SET TASKS |
A: Summarize the Anthony Parasole interview below in two sentences.
B: Answer these questions from the Anthony Parasole interview below, one answer per line:
(i) In what month and year did The Corner put out its debut release?
(ii) What was the record store around the corner from Parasole in his old neighborhood called?
(iii) Which record did Parasole recently play in the middle of a techno set?
C: Carry the Anthony Parasole interview below forward from its final paragraph.

SOURCE EXTRACT |
>>>
On The Grid: An Interview With Anthony Parasole | The Quietus

On The Grid: An Interview With Anthony Parasole

With the gritty techno of his label The Corner, New York DJ and producer Anthony Parasole has lately been attracting attention far beyond his home city. He tells Zara Wladawsky about the changing face of New York's dancefloor communities, and the passing down of club music knowledge

"This and the gym are two most important parts of my day!" Anthony Parasole shouts from his kitchen as he finishes making a fresh cup of coffee. It’s midday in the Crown Heights neighbourhood of Brooklyn, and the DJ, label-owner and producer is starting his day, after working a late shift at his job for one of the city’s major electrical suppliers. He comes back into his front room, a large portion of which is taken up by his studio, and checks his phone. "Hold on a moment, Ostgut want to know when to fly me out before the next Berghain gig. I just gotta check something, and then we can start this."

To say that Parasole is a hard-working man and juggler of many hats is a bit of an understatement. On top of holding down the grueling hours that his day job commands, his quickly rising DJ star, and recent addition to the Berlin-based Ostgut Booking roster, is taking him to and from Europe at least once or twice a month. His main record label, The Corner, has been a mainstay on many charts and has received a host of accolades since its debut release in May 2012. Deconstruct, which he runs with Levon Vincent and has been responsible for three wonderful, strange house-into-techno releases to date, lies dormant but not entirely extinct. As a producer, he boasts two joint releases on The Corner with Phil Moffa, a 12" on Marcel Dettmann’s label, and finally his Corner-released Quickstrike edits. He’s also hard at work on a number of remixes, which he plays for me throughout our interview. Whatever is in the man’s coffee that he’s currently making clearly means serious business.

Initial impressions of Parasole are in line with the hard-hitting, gritty techno sound he stands for. Tall and intimidatingly muscular, with an intense stare during deep conversation, I could imagine being afraid of him if I hadn’t gotten to know him over the past couple of years; he actually possesses a warmth and depth of sensitivity that’s almost certainly born from the same struggles that have shaped his more rugged exterior. He talks candidly in his soft Brooklyn drawl about his life, relationship with New York over the years, and musical career in a way that paints a picture of a consummate, passionate man who’s overcome hardship through profound dedication to his music and love of the art of the nightclub.

You played an instrument when you were younger, right? When did you start DJing?

Anthony Parasole: I played a little keys, but my background was always in DJing. I was thirteen when I started. There was so much DJ culture in my old neighbourhood, Bath Beach near Coney Island. It’s a little community close to the water that was mainly Italian, Puerto-Rican, and black. Around the corner from me was a record store called Music Stop, so I spent my weekly allowance on Strictly Rhythm records.

Thirteen, huh? I guess DJ culture started much younger back then…

AP: It was all around us, and I was playing everything back then – hip hop, house, disco, what you now call hip-house, but it was just New York City club music back then. I still love that kind of stuff. I love playing Afrika Bambaataa, those records are still completely relevant. The other day I played ‘Planet Rock’ in the middle of a techno set and… it’s a techno record! He invented techno before Derrick May and Juan Atkins. [laughs]

My first gig was when I was sixteen in a neighbourhood called Bay Ridge. There were always bars looking for DJs there so I would tag-team with my buddy at the time. I would play house and hip hop while he would play disco and the funkier stuff. We were playing for these twenty and thirtysomethings at such a young age! My mum would still help us put the coffin in the car and all that. I wasn’t out getting fucked up, so my folks trusted and supported me. A year or two later I started working in the clubs.
<<<
DATASET RECORDS |
>>>
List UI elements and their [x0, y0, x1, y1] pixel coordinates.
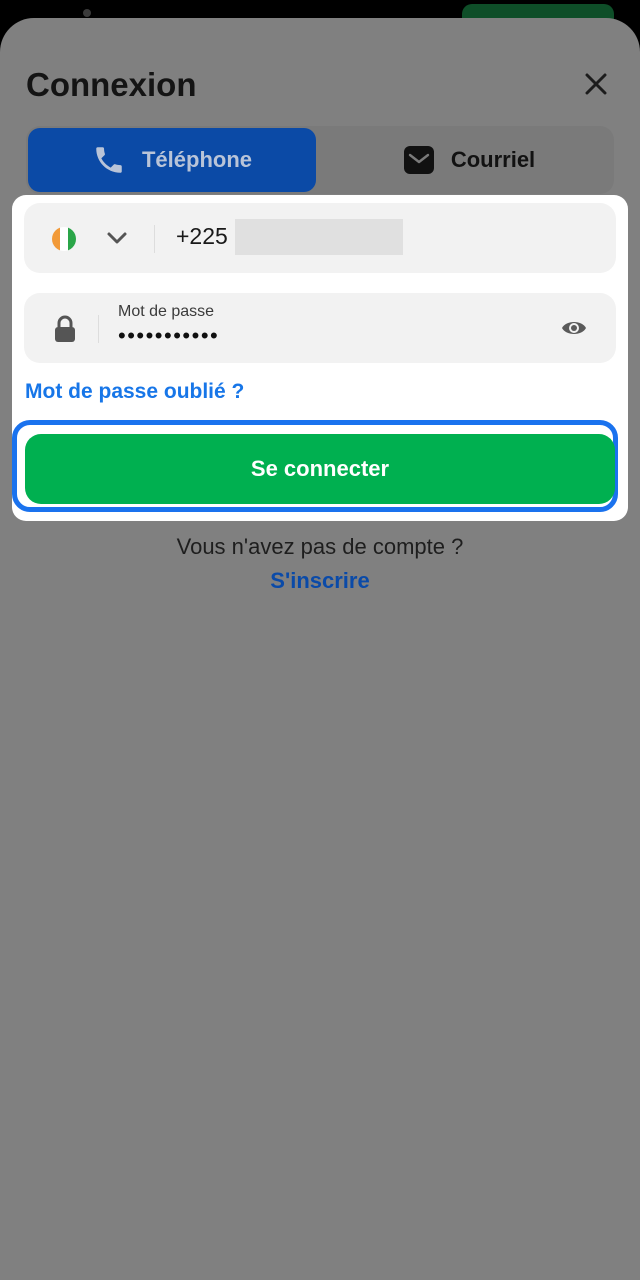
signup-link[interactable]: S'inscrire: [0, 568, 640, 594]
password-value: •••••••••••: [118, 323, 220, 348]
tab-phone-label: Téléphone: [141, 147, 252, 172]
close-button[interactable]: [578, 66, 614, 102]
login-form: +225 Mot de passe ••••••••••• Mot de pas…: [12, 195, 628, 521]
eye-icon[interactable]: [560, 315, 588, 341]
lock-icon: [55, 315, 75, 342]
ci-flag-icon[interactable]: [52, 227, 76, 251]
phone-icon: [96, 147, 122, 173]
mail-icon: [403, 146, 434, 174]
field-divider: [98, 315, 99, 343]
login-method-tabs: Téléphone Courriel: [26, 126, 614, 194]
forgot-password-link[interactable]: Mot de passe oublié ?: [25, 380, 244, 404]
password-label: Mot de passe: [118, 303, 215, 320]
tab-email-label: Courriel: [450, 147, 536, 172]
close-icon: [585, 73, 607, 95]
field-divider: [154, 225, 155, 253]
chevron-down-icon[interactable]: [104, 225, 130, 251]
phone-number-redacted[interactable]: [235, 219, 403, 255]
tab-phone[interactable]: Téléphone: [28, 128, 316, 192]
phone-field[interactable]: +225: [24, 203, 616, 273]
tab-email[interactable]: Courriel: [326, 128, 612, 192]
phone-prefix: +225: [176, 223, 228, 249]
no-account-prompt: Vous n'avez pas de compte ?: [176, 534, 464, 559]
password-field[interactable]: Mot de passe •••••••••••: [24, 293, 616, 363]
camera-dot: [83, 9, 91, 17]
login-button[interactable]: Se connecter: [25, 434, 615, 504]
page-title: Connexion: [26, 66, 197, 103]
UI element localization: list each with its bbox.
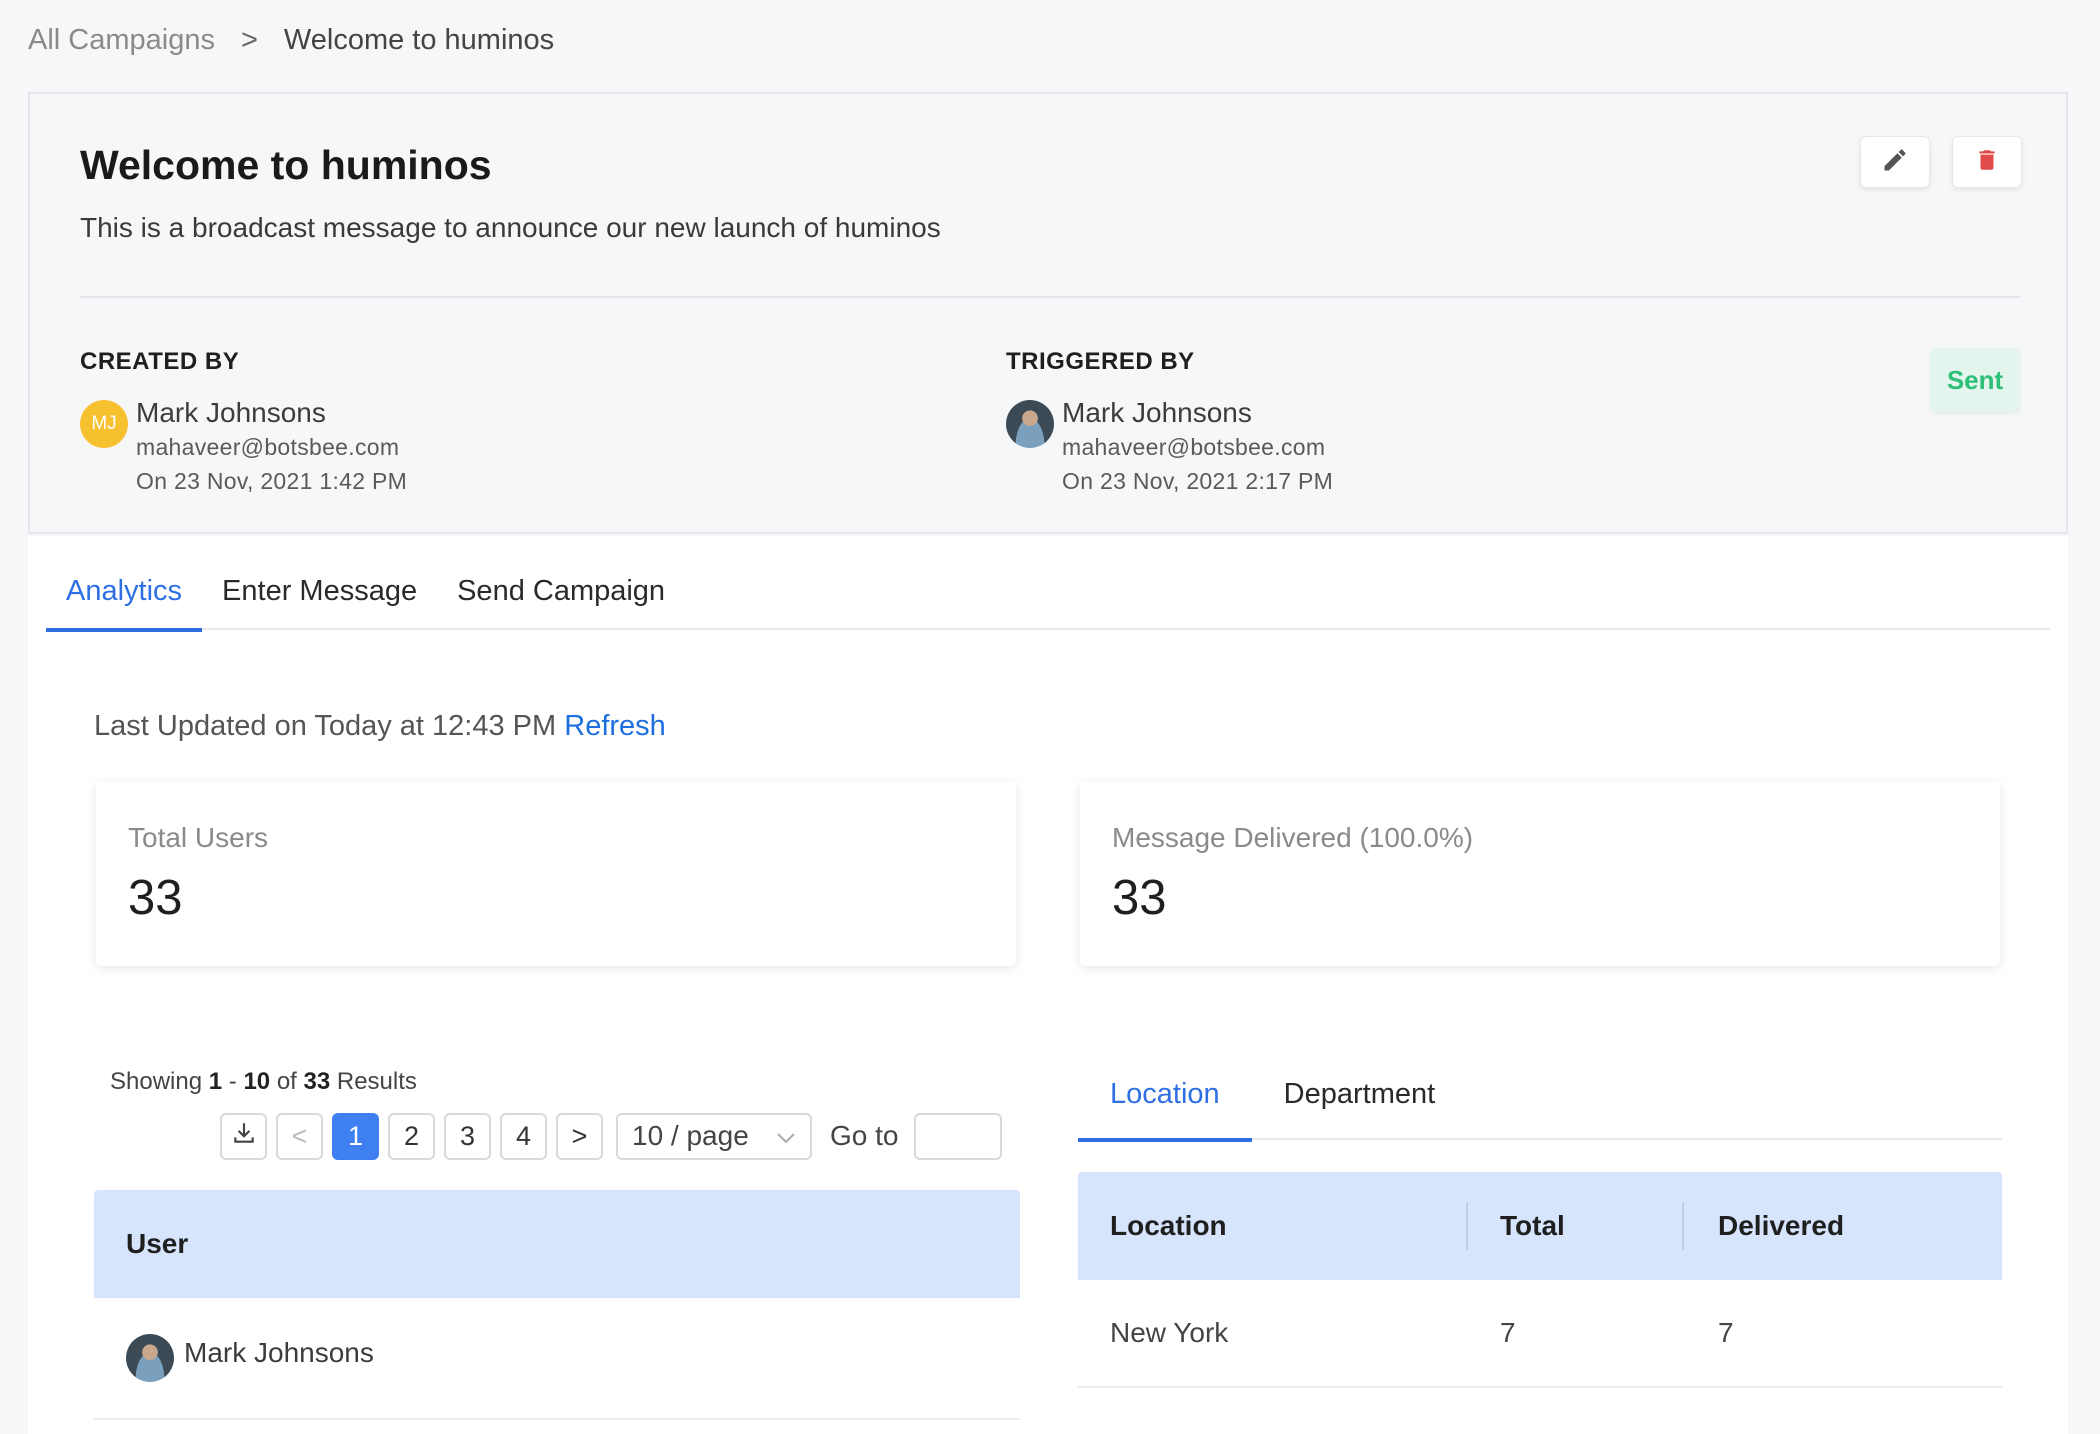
<<<
OUTPUTS BY TASK |
A: Anthony Parasole, a New York DJ, producer and label owner, works long hours for one of the city's major electrical suppliers while traveling to Europe for gigs at least once or twice a month, runs the label The Corner and co-runs Deconstruct with Levon Vincent. He started DJing at thirteen in Bath Beach near Coney Island, playing hip hop, house and disco, and had his first gig at sixteen in Bay Ridge before starting to work in the clubs a year or two later.

B:
(i) May 2012
(ii) Music Stop
(iii) 'Planet Rock'

C:
What clubs, and what did your job entail?

AP: My first club job was at The Roxy, but I had a cousin who worked at Limelight so I eventually ended up working there. I did general operational stuff including security, working the door… whatever needed to be done! I just wanted to be around the music and culture. I’d already worked in the industry for a long time by then and it was easy money. I wasn’t working a real job at the time. I went to college for a bit, but it just didn’t work out – I had to get a job and make money.

I have to ask, what was the ‘New York clubbing heyday’ really like?

AP: So you’ve been to Berghain, right? There was way more shocking stuff going on in New York back then. A Victor Calderone party at The Roxy? Way crazier. Those circuit parties were like the Snax parties [Berlin fetish nights], but they happened every single Saturday, and there were very few straight people there! Check this out: [he brings up YouTube and puts on a video] this is Arena at The Palladium with Junior Vasquez. Doesn’t it look like the Berghain? I think the owners loosely based the look of it on this, because the aesthetic is there. When I first walked into Berghain I was like ‘Oh, I’ve been to this club before!’ [laughs] Junior was such a great DJ.

I largely think of you more a techno guy now, but it sounds like you used to go to house nights as well back then?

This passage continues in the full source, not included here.